Dataset rows about figures
------------------------------------------------

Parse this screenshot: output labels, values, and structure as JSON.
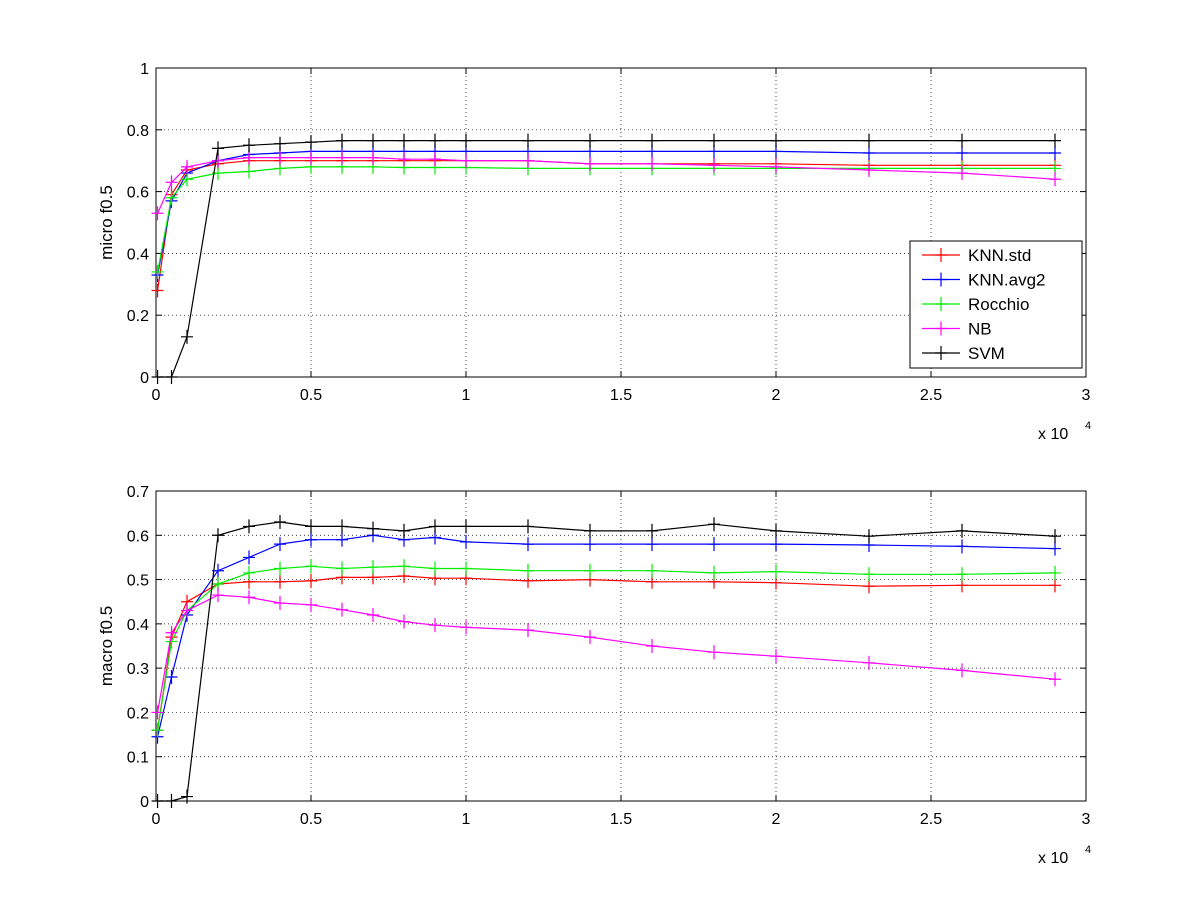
{
  "chart_data": [
    {
      "type": "line",
      "ylabel": "micro f0.5",
      "xlabel": "",
      "x_multiplier_label": "x 10",
      "x_multiplier_exp": "4",
      "xlim": [
        0,
        30000
      ],
      "ylim": [
        0,
        1
      ],
      "xticks": [
        0,
        5000,
        10000,
        15000,
        20000,
        25000,
        30000
      ],
      "xtick_labels": [
        "0",
        "0.5",
        "1",
        "1.5",
        "2",
        "2.5",
        "3"
      ],
      "yticks": [
        0,
        0.2,
        0.4,
        0.6,
        0.8,
        1
      ],
      "ytick_labels": [
        "0",
        "0.2",
        "0.4",
        "0.6",
        "0.8",
        "1"
      ],
      "grid": true,
      "legend_position": "lower-right",
      "x": [
        50,
        500,
        1000,
        2000,
        3000,
        4000,
        5000,
        6000,
        7000,
        8000,
        9000,
        10000,
        12000,
        14000,
        16000,
        18000,
        20000,
        23000,
        26000,
        29000
      ],
      "series": [
        {
          "name": "KNN.std",
          "color": "#ff0000",
          "values": [
            0.28,
            0.59,
            0.67,
            0.69,
            0.7,
            0.7,
            0.7,
            0.7,
            0.7,
            0.7,
            0.7,
            0.7,
            0.7,
            0.69,
            0.69,
            0.69,
            0.69,
            0.685,
            0.685,
            0.685
          ]
        },
        {
          "name": "KNN.avg2",
          "color": "#0000ff",
          "values": [
            0.33,
            0.57,
            0.66,
            0.7,
            0.72,
            0.725,
            0.73,
            0.73,
            0.73,
            0.73,
            0.73,
            0.73,
            0.73,
            0.73,
            0.73,
            0.73,
            0.73,
            0.725,
            0.725,
            0.725
          ]
        },
        {
          "name": "Rocchio",
          "color": "#00ee00",
          "values": [
            0.34,
            0.58,
            0.64,
            0.66,
            0.665,
            0.675,
            0.68,
            0.68,
            0.68,
            0.678,
            0.678,
            0.678,
            0.675,
            0.675,
            0.675,
            0.675,
            0.675,
            0.675,
            0.675,
            0.675
          ]
        },
        {
          "name": "NB",
          "color": "#ff00ff",
          "values": [
            0.53,
            0.63,
            0.68,
            0.7,
            0.71,
            0.71,
            0.71,
            0.71,
            0.71,
            0.705,
            0.705,
            0.7,
            0.7,
            0.69,
            0.69,
            0.685,
            0.68,
            0.67,
            0.66,
            0.64
          ]
        },
        {
          "name": "SVM",
          "color": "#000000",
          "values": [
            0.0,
            0.0,
            0.13,
            0.74,
            0.75,
            0.755,
            0.76,
            0.765,
            0.765,
            0.765,
            0.765,
            0.765,
            0.765,
            0.765,
            0.765,
            0.765,
            0.765,
            0.765,
            0.765,
            0.765
          ]
        }
      ]
    },
    {
      "type": "line",
      "ylabel": "macro f0.5",
      "xlabel": "",
      "x_multiplier_label": "x 10",
      "x_multiplier_exp": "4",
      "xlim": [
        0,
        30000
      ],
      "ylim": [
        0,
        0.7
      ],
      "xticks": [
        0,
        5000,
        10000,
        15000,
        20000,
        25000,
        30000
      ],
      "xtick_labels": [
        "0",
        "0.5",
        "1",
        "1.5",
        "2",
        "2.5",
        "3"
      ],
      "yticks": [
        0,
        0.1,
        0.2,
        0.3,
        0.4,
        0.5,
        0.6,
        0.7
      ],
      "ytick_labels": [
        "0",
        "0.1",
        "0.2",
        "0.3",
        "0.4",
        "0.5",
        "0.6",
        "0.7"
      ],
      "grid": true,
      "x": [
        50,
        500,
        1000,
        2000,
        3000,
        4000,
        5000,
        6000,
        7000,
        8000,
        9000,
        10000,
        12000,
        14000,
        16000,
        18000,
        20000,
        23000,
        26000,
        29000
      ],
      "series": [
        {
          "name": "KNN.std",
          "color": "#ff0000",
          "values": [
            0.16,
            0.37,
            0.45,
            0.49,
            0.495,
            0.495,
            0.497,
            0.505,
            0.505,
            0.508,
            0.503,
            0.503,
            0.497,
            0.5,
            0.495,
            0.495,
            0.493,
            0.485,
            0.487,
            0.487
          ]
        },
        {
          "name": "KNN.avg2",
          "color": "#0000ff",
          "values": [
            0.145,
            0.28,
            0.42,
            0.52,
            0.55,
            0.58,
            0.59,
            0.59,
            0.6,
            0.59,
            0.595,
            0.585,
            0.58,
            0.58,
            0.58,
            0.58,
            0.58,
            0.578,
            0.575,
            0.57
          ]
        },
        {
          "name": "Rocchio",
          "color": "#00ee00",
          "values": [
            0.16,
            0.36,
            0.43,
            0.49,
            0.515,
            0.525,
            0.53,
            0.525,
            0.528,
            0.53,
            0.525,
            0.525,
            0.52,
            0.52,
            0.52,
            0.515,
            0.518,
            0.512,
            0.512,
            0.515
          ]
        },
        {
          "name": "NB",
          "color": "#ff00ff",
          "values": [
            0.2,
            0.38,
            0.43,
            0.465,
            0.46,
            0.447,
            0.443,
            0.432,
            0.42,
            0.405,
            0.397,
            0.392,
            0.386,
            0.37,
            0.35,
            0.336,
            0.327,
            0.312,
            0.295,
            0.275
          ]
        },
        {
          "name": "SVM",
          "color": "#000000",
          "values": [
            0.0,
            0.0,
            0.01,
            0.6,
            0.62,
            0.63,
            0.62,
            0.62,
            0.615,
            0.61,
            0.62,
            0.62,
            0.62,
            0.61,
            0.61,
            0.625,
            0.61,
            0.598,
            0.61,
            0.598
          ]
        }
      ]
    }
  ]
}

------------------------------------------------

■ The problem ■
Write the material out again exactly as it appears, dropping the pictures.

■ Result ■
Parse this screenshot: output labels, values, and structure as JSON.
{
  "chart_data": [
    {
      "type": "line",
      "ylabel": "micro f0.5",
      "xlabel": "",
      "x_multiplier_label": "x 10",
      "x_multiplier_exp": "4",
      "xlim": [
        0,
        30000
      ],
      "ylim": [
        0,
        1
      ],
      "xticks": [
        0,
        5000,
        10000,
        15000,
        20000,
        25000,
        30000
      ],
      "xtick_labels": [
        "0",
        "0.5",
        "1",
        "1.5",
        "2",
        "2.5",
        "3"
      ],
      "yticks": [
        0,
        0.2,
        0.4,
        0.6,
        0.8,
        1
      ],
      "ytick_labels": [
        "0",
        "0.2",
        "0.4",
        "0.6",
        "0.8",
        "1"
      ],
      "grid": true,
      "legend_position": "lower-right",
      "x": [
        50,
        500,
        1000,
        2000,
        3000,
        4000,
        5000,
        6000,
        7000,
        8000,
        9000,
        10000,
        12000,
        14000,
        16000,
        18000,
        20000,
        23000,
        26000,
        29000
      ],
      "series": [
        {
          "name": "KNN.std",
          "color": "#ff0000",
          "values": [
            0.28,
            0.59,
            0.67,
            0.69,
            0.7,
            0.7,
            0.7,
            0.7,
            0.7,
            0.7,
            0.7,
            0.7,
            0.7,
            0.69,
            0.69,
            0.69,
            0.69,
            0.685,
            0.685,
            0.685
          ]
        },
        {
          "name": "KNN.avg2",
          "color": "#0000ff",
          "values": [
            0.33,
            0.57,
            0.66,
            0.7,
            0.72,
            0.725,
            0.73,
            0.73,
            0.73,
            0.73,
            0.73,
            0.73,
            0.73,
            0.73,
            0.73,
            0.73,
            0.73,
            0.725,
            0.725,
            0.725
          ]
        },
        {
          "name": "Rocchio",
          "color": "#00ee00",
          "values": [
            0.34,
            0.58,
            0.64,
            0.66,
            0.665,
            0.675,
            0.68,
            0.68,
            0.68,
            0.678,
            0.678,
            0.678,
            0.675,
            0.675,
            0.675,
            0.675,
            0.675,
            0.675,
            0.675,
            0.675
          ]
        },
        {
          "name": "NB",
          "color": "#ff00ff",
          "values": [
            0.53,
            0.63,
            0.68,
            0.7,
            0.71,
            0.71,
            0.71,
            0.71,
            0.71,
            0.705,
            0.705,
            0.7,
            0.7,
            0.69,
            0.69,
            0.685,
            0.68,
            0.67,
            0.66,
            0.64
          ]
        },
        {
          "name": "SVM",
          "color": "#000000",
          "values": [
            0.0,
            0.0,
            0.13,
            0.74,
            0.75,
            0.755,
            0.76,
            0.765,
            0.765,
            0.765,
            0.765,
            0.765,
            0.765,
            0.765,
            0.765,
            0.765,
            0.765,
            0.765,
            0.765,
            0.765
          ]
        }
      ]
    },
    {
      "type": "line",
      "ylabel": "macro f0.5",
      "xlabel": "",
      "x_multiplier_label": "x 10",
      "x_multiplier_exp": "4",
      "xlim": [
        0,
        30000
      ],
      "ylim": [
        0,
        0.7
      ],
      "xticks": [
        0,
        5000,
        10000,
        15000,
        20000,
        25000,
        30000
      ],
      "xtick_labels": [
        "0",
        "0.5",
        "1",
        "1.5",
        "2",
        "2.5",
        "3"
      ],
      "yticks": [
        0,
        0.1,
        0.2,
        0.3,
        0.4,
        0.5,
        0.6,
        0.7
      ],
      "ytick_labels": [
        "0",
        "0.1",
        "0.2",
        "0.3",
        "0.4",
        "0.5",
        "0.6",
        "0.7"
      ],
      "grid": true,
      "x": [
        50,
        500,
        1000,
        2000,
        3000,
        4000,
        5000,
        6000,
        7000,
        8000,
        9000,
        10000,
        12000,
        14000,
        16000,
        18000,
        20000,
        23000,
        26000,
        29000
      ],
      "series": [
        {
          "name": "KNN.std",
          "color": "#ff0000",
          "values": [
            0.16,
            0.37,
            0.45,
            0.49,
            0.495,
            0.495,
            0.497,
            0.505,
            0.505,
            0.508,
            0.503,
            0.503,
            0.497,
            0.5,
            0.495,
            0.495,
            0.493,
            0.485,
            0.487,
            0.487
          ]
        },
        {
          "name": "KNN.avg2",
          "color": "#0000ff",
          "values": [
            0.145,
            0.28,
            0.42,
            0.52,
            0.55,
            0.58,
            0.59,
            0.59,
            0.6,
            0.59,
            0.595,
            0.585,
            0.58,
            0.58,
            0.58,
            0.58,
            0.58,
            0.578,
            0.575,
            0.57
          ]
        },
        {
          "name": "Rocchio",
          "color": "#00ee00",
          "values": [
            0.16,
            0.36,
            0.43,
            0.49,
            0.515,
            0.525,
            0.53,
            0.525,
            0.528,
            0.53,
            0.525,
            0.525,
            0.52,
            0.52,
            0.52,
            0.515,
            0.518,
            0.512,
            0.512,
            0.515
          ]
        },
        {
          "name": "NB",
          "color": "#ff00ff",
          "values": [
            0.2,
            0.38,
            0.43,
            0.465,
            0.46,
            0.447,
            0.443,
            0.432,
            0.42,
            0.405,
            0.397,
            0.392,
            0.386,
            0.37,
            0.35,
            0.336,
            0.327,
            0.312,
            0.295,
            0.275
          ]
        },
        {
          "name": "SVM",
          "color": "#000000",
          "values": [
            0.0,
            0.0,
            0.01,
            0.6,
            0.62,
            0.63,
            0.62,
            0.62,
            0.615,
            0.61,
            0.62,
            0.62,
            0.62,
            0.61,
            0.61,
            0.625,
            0.61,
            0.598,
            0.61,
            0.598
          ]
        }
      ]
    }
  ]
}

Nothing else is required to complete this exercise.